Repeat the material exactly as it appears.

------------------------------

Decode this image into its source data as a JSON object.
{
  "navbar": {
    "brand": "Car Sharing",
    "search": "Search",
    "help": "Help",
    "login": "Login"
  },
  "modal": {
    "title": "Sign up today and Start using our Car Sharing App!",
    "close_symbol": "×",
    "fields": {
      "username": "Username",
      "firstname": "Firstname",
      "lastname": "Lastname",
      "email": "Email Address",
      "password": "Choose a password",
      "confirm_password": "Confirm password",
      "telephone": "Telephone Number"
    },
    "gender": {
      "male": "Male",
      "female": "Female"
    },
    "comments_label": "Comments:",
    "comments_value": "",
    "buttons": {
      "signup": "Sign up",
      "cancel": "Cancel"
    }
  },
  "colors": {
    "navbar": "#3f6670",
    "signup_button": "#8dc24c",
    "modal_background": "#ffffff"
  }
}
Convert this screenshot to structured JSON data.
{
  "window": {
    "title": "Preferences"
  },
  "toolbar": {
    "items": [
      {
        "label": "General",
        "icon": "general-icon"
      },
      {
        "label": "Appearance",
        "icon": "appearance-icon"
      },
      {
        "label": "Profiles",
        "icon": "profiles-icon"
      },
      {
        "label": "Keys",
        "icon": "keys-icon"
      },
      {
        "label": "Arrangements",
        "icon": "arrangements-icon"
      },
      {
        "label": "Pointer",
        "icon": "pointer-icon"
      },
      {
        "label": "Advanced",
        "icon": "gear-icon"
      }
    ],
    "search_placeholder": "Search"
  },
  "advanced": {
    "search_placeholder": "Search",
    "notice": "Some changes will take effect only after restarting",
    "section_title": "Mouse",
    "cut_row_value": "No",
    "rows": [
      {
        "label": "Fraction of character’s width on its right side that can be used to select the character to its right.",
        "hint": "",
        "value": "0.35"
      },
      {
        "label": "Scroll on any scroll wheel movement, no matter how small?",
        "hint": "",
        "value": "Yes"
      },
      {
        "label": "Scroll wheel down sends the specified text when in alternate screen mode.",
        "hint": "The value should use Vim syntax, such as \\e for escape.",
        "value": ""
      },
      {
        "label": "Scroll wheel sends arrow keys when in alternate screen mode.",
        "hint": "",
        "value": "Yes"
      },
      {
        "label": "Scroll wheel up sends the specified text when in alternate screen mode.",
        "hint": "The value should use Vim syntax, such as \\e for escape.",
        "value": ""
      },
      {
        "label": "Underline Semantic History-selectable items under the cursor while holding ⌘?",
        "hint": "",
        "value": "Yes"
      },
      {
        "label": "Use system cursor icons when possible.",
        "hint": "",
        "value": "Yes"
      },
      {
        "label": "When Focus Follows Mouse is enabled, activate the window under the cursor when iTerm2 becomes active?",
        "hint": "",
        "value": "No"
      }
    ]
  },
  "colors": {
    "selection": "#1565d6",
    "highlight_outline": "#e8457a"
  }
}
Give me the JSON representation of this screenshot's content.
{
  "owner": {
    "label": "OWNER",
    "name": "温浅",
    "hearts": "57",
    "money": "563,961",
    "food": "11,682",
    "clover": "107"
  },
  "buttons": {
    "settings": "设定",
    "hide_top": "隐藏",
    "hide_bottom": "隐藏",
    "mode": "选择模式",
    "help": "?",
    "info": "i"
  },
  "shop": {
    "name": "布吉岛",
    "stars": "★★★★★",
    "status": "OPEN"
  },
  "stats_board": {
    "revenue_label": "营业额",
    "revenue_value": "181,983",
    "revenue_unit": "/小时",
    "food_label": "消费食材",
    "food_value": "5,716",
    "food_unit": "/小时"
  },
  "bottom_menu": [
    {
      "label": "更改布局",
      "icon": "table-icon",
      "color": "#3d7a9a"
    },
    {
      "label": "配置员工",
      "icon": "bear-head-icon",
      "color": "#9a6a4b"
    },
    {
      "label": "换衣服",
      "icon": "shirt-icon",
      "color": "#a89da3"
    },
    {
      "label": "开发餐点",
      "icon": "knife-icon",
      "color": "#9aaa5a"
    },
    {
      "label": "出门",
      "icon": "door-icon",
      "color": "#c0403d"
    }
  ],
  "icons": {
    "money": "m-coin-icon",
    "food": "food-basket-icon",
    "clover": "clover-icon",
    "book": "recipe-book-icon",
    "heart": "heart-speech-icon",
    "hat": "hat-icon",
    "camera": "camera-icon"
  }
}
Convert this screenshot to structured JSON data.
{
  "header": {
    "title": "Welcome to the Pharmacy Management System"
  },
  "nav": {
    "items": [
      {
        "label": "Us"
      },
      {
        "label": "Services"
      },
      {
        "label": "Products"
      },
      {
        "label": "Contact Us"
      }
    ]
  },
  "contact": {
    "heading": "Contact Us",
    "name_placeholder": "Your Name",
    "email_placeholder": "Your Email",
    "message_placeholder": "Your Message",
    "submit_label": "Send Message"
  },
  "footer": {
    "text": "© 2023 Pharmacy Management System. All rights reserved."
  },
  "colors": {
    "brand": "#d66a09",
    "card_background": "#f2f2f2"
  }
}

------------------------------

__Response__.
Decode this image into its source data as a JSON object.
{
  "navbar": {
    "brand": "Car Sharing",
    "search": "Search",
    "help": "Help",
    "login": "Login"
  },
  "modal": {
    "title": "Sign up today and Start using our Car Sharing App!",
    "close_symbol": "×",
    "fields": {
      "username": "Username",
      "firstname": "Firstname",
      "lastname": "Lastname",
      "email": "Email Address",
      "password": "Choose a password",
      "confirm_password": "Confirm password",
      "telephone": "Telephone Number"
    },
    "gender": {
      "male": "Male",
      "female": "Female"
    },
    "comments_label": "Comments:",
    "comments_value": "",
    "buttons": {
      "signup": "Sign up",
      "cancel": "Cancel"
    }
  },
  "colors": {
    "navbar": "#3f6670",
    "signup_button": "#8dc24c",
    "modal_background": "#ffffff"
  }
}
Convert this screenshot to structured JSON data.
{
  "window": {
    "title": "Preferences"
  },
  "toolbar": {
    "items": [
      {
        "label": "General",
        "icon": "general-icon"
      },
      {
        "label": "Appearance",
        "icon": "appearance-icon"
      },
      {
        "label": "Profiles",
        "icon": "profiles-icon"
      },
      {
        "label": "Keys",
        "icon": "keys-icon"
      },
      {
        "label": "Arrangements",
        "icon": "arrangements-icon"
      },
      {
        "label": "Pointer",
        "icon": "pointer-icon"
      },
      {
        "label": "Advanced",
        "icon": "gear-icon"
      }
    ],
    "search_placeholder": "Search"
  },
  "advanced": {
    "search_placeholder": "Search",
    "notice": "Some changes will take effect only after restarting",
    "section_title": "Mouse",
    "cut_row_value": "No",
    "rows": [
      {
        "label": "Fraction of character’s width on its right side that can be used to select the character to its right.",
        "hint": "",
        "value": "0.35"
      },
      {
        "label": "Scroll on any scroll wheel movement, no matter how small?",
        "hint": "",
        "value": "Yes"
      },
      {
        "label": "Scroll wheel down sends the specified text when in alternate screen mode.",
        "hint": "The value should use Vim syntax, such as \\e for escape.",
        "value": ""
      },
      {
        "label": "Scroll wheel sends arrow keys when in alternate screen mode.",
        "hint": "",
        "value": "Yes"
      },
      {
        "label": "Scroll wheel up sends the specified text when in alternate screen mode.",
        "hint": "The value should use Vim syntax, such as \\e for escape.",
        "value": ""
      },
      {
        "label": "Underline Semantic History-selectable items under the cursor while holding ⌘?",
        "hint": "",
        "value": "Yes"
      },
      {
        "label": "Use system cursor icons when possible.",
        "hint": "",
        "value": "Yes"
      },
      {
        "label": "When Focus Follows Mouse is enabled, activate the window under the cursor when iTerm2 becomes active?",
        "hint": "",
        "value": "No"
      }
    ]
  },
  "colors": {
    "selection": "#1565d6",
    "highlight_outline": "#e8457a"
  }
}
Give me the JSON representation of this screenshot's content.
{
  "owner": {
    "label": "OWNER",
    "name": "温浅",
    "hearts": "57",
    "money": "563,961",
    "food": "11,682",
    "clover": "107"
  },
  "buttons": {
    "settings": "设定",
    "hide_top": "隐藏",
    "hide_bottom": "隐藏",
    "mode": "选择模式",
    "help": "?",
    "info": "i"
  },
  "shop": {
    "name": "布吉岛",
    "stars": "★★★★★",
    "status": "OPEN"
  },
  "stats_board": {
    "revenue_label": "营业额",
    "revenue_value": "181,983",
    "revenue_unit": "/小时",
    "food_label": "消费食材",
    "food_value": "5,716",
    "food_unit": "/小时"
  },
  "bottom_menu": [
    {
      "label": "更改布局",
      "icon": "table-icon",
      "color": "#3d7a9a"
    },
    {
      "label": "配置员工",
      "icon": "bear-head-icon",
      "color": "#9a6a4b"
    },
    {
      "label": "换衣服",
      "icon": "shirt-icon",
      "color": "#a89da3"
    },
    {
      "label": "开发餐点",
      "icon": "knife-icon",
      "color": "#9aaa5a"
    },
    {
      "label": "出门",
      "icon": "door-icon",
      "color": "#c0403d"
    }
  ],
  "icons": {
    "money": "m-coin-icon",
    "food": "food-basket-icon",
    "clover": "clover-icon",
    "book": "recipe-book-icon",
    "heart": "heart-speech-icon",
    "hat": "hat-icon",
    "camera": "camera-icon"
  }
}
Convert this screenshot to structured JSON data.
{
  "header": {
    "title": "Welcome to the Pharmacy Management System"
  },
  "nav": {
    "items": [
      {
        "label": "Us"
      },
      {
        "label": "Services"
      },
      {
        "label": "Products"
      },
      {
        "label": "Contact Us"
      }
    ]
  },
  "contact": {
    "heading": "Contact Us",
    "name_placeholder": "Your Name",
    "email_placeholder": "Your Email",
    "message_placeholder": "Your Message",
    "submit_label": "Send Message"
  },
  "footer": {
    "text": "© 2023 Pharmacy Management System. All rights reserved."
  },
  "colors": {
    "brand": "#d66a09",
    "card_background": "#f2f2f2"
  }
}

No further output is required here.